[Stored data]
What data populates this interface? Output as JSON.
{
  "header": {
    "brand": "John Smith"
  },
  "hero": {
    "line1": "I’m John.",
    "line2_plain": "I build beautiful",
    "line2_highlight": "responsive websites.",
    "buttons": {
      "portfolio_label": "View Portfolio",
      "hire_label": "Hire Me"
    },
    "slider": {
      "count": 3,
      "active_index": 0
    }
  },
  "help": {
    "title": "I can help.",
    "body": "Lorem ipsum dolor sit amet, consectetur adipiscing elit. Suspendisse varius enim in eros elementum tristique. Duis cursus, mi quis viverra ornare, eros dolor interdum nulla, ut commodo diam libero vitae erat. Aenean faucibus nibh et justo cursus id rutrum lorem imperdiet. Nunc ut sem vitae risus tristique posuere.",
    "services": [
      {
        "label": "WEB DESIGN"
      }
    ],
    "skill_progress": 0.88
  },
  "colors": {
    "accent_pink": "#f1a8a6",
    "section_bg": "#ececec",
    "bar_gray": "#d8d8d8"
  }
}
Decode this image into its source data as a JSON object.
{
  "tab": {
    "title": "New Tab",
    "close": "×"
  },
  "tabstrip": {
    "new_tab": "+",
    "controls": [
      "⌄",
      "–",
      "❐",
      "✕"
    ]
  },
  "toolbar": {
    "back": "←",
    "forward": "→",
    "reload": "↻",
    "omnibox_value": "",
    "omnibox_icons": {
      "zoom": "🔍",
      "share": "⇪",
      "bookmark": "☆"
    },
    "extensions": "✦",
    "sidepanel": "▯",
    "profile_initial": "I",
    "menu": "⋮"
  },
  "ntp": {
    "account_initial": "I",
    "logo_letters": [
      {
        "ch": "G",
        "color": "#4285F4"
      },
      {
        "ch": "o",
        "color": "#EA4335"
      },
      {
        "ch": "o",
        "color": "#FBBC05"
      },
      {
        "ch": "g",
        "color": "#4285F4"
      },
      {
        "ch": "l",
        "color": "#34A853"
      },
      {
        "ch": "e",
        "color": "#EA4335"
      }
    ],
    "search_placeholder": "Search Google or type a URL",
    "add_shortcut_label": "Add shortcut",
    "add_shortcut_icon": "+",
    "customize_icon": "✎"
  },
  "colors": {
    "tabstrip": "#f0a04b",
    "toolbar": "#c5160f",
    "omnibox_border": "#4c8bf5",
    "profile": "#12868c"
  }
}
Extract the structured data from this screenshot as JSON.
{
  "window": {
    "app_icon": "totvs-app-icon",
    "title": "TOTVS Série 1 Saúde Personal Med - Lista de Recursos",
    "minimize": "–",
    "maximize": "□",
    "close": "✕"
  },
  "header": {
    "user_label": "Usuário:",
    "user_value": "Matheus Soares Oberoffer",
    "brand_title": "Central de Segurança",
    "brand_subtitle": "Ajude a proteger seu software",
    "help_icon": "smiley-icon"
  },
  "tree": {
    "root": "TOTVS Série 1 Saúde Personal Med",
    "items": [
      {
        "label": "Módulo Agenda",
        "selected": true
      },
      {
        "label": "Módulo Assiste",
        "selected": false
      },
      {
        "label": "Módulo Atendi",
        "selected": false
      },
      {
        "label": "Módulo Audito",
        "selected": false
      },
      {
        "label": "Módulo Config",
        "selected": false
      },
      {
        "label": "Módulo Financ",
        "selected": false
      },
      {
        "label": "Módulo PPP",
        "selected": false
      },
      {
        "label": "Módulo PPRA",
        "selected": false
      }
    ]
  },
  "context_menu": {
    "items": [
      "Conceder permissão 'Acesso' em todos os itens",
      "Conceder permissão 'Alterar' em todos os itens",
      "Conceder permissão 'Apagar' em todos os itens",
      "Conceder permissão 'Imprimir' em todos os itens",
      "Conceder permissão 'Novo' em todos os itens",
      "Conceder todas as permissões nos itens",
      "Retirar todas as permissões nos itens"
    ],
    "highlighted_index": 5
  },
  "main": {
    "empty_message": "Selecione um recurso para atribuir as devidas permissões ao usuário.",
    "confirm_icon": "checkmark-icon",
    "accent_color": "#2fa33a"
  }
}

• **STATED EXERCISE**:
Copy out every line of the data above, exactly as given.

• **EXERCISE RESPONSE**:
What data populates this interface? Output as JSON.
{
  "header": {
    "brand": "John Smith"
  },
  "hero": {
    "line1": "I’m John.",
    "line2_plain": "I build beautiful",
    "line2_highlight": "responsive websites.",
    "buttons": {
      "portfolio_label": "View Portfolio",
      "hire_label": "Hire Me"
    },
    "slider": {
      "count": 3,
      "active_index": 0
    }
  },
  "help": {
    "title": "I can help.",
    "body": "Lorem ipsum dolor sit amet, consectetur adipiscing elit. Suspendisse varius enim in eros elementum tristique. Duis cursus, mi quis viverra ornare, eros dolor interdum nulla, ut commodo diam libero vitae erat. Aenean faucibus nibh et justo cursus id rutrum lorem imperdiet. Nunc ut sem vitae risus tristique posuere.",
    "services": [
      {
        "label": "WEB DESIGN"
      }
    ],
    "skill_progress": 0.88
  },
  "colors": {
    "accent_pink": "#f1a8a6",
    "section_bg": "#ececec",
    "bar_gray": "#d8d8d8"
  }
}
Decode this image into its source data as a JSON object.
{
  "tab": {
    "title": "New Tab",
    "close": "×"
  },
  "tabstrip": {
    "new_tab": "+",
    "controls": [
      "⌄",
      "–",
      "❐",
      "✕"
    ]
  },
  "toolbar": {
    "back": "←",
    "forward": "→",
    "reload": "↻",
    "omnibox_value": "",
    "omnibox_icons": {
      "zoom": "🔍",
      "share": "⇪",
      "bookmark": "☆"
    },
    "extensions": "✦",
    "sidepanel": "▯",
    "profile_initial": "I",
    "menu": "⋮"
  },
  "ntp": {
    "account_initial": "I",
    "logo_letters": [
      {
        "ch": "G",
        "color": "#4285F4"
      },
      {
        "ch": "o",
        "color": "#EA4335"
      },
      {
        "ch": "o",
        "color": "#FBBC05"
      },
      {
        "ch": "g",
        "color": "#4285F4"
      },
      {
        "ch": "l",
        "color": "#34A853"
      },
      {
        "ch": "e",
        "color": "#EA4335"
      }
    ],
    "search_placeholder": "Search Google or type a URL",
    "add_shortcut_label": "Add shortcut",
    "add_shortcut_icon": "+",
    "customize_icon": "✎"
  },
  "colors": {
    "tabstrip": "#f0a04b",
    "toolbar": "#c5160f",
    "omnibox_border": "#4c8bf5",
    "profile": "#12868c"
  }
}
Extract the structured data from this screenshot as JSON.
{
  "window": {
    "app_icon": "totvs-app-icon",
    "title": "TOTVS Série 1 Saúde Personal Med - Lista de Recursos",
    "minimize": "–",
    "maximize": "□",
    "close": "✕"
  },
  "header": {
    "user_label": "Usuário:",
    "user_value": "Matheus Soares Oberoffer",
    "brand_title": "Central de Segurança",
    "brand_subtitle": "Ajude a proteger seu software",
    "help_icon": "smiley-icon"
  },
  "tree": {
    "root": "TOTVS Série 1 Saúde Personal Med",
    "items": [
      {
        "label": "Módulo Agenda",
        "selected": true
      },
      {
        "label": "Módulo Assiste",
        "selected": false
      },
      {
        "label": "Módulo Atendi",
        "selected": false
      },
      {
        "label": "Módulo Audito",
        "selected": false
      },
      {
        "label": "Módulo Config",
        "selected": false
      },
      {
        "label": "Módulo Financ",
        "selected": false
      },
      {
        "label": "Módulo PPP",
        "selected": false
      },
      {
        "label": "Módulo PPRA",
        "selected": false
      }
    ]
  },
  "context_menu": {
    "items": [
      "Conceder permissão 'Acesso' em todos os itens",
      "Conceder permissão 'Alterar' em todos os itens",
      "Conceder permissão 'Apagar' em todos os itens",
      "Conceder permissão 'Imprimir' em todos os itens",
      "Conceder permissão 'Novo' em todos os itens",
      "Conceder todas as permissões nos itens",
      "Retirar todas as permissões nos itens"
    ],
    "highlighted_index": 5
  },
  "main": {
    "empty_message": "Selecione um recurso para atribuir as devidas permissões ao usuário.",
    "confirm_icon": "checkmark-icon",
    "accent_color": "#2fa33a"
  }
}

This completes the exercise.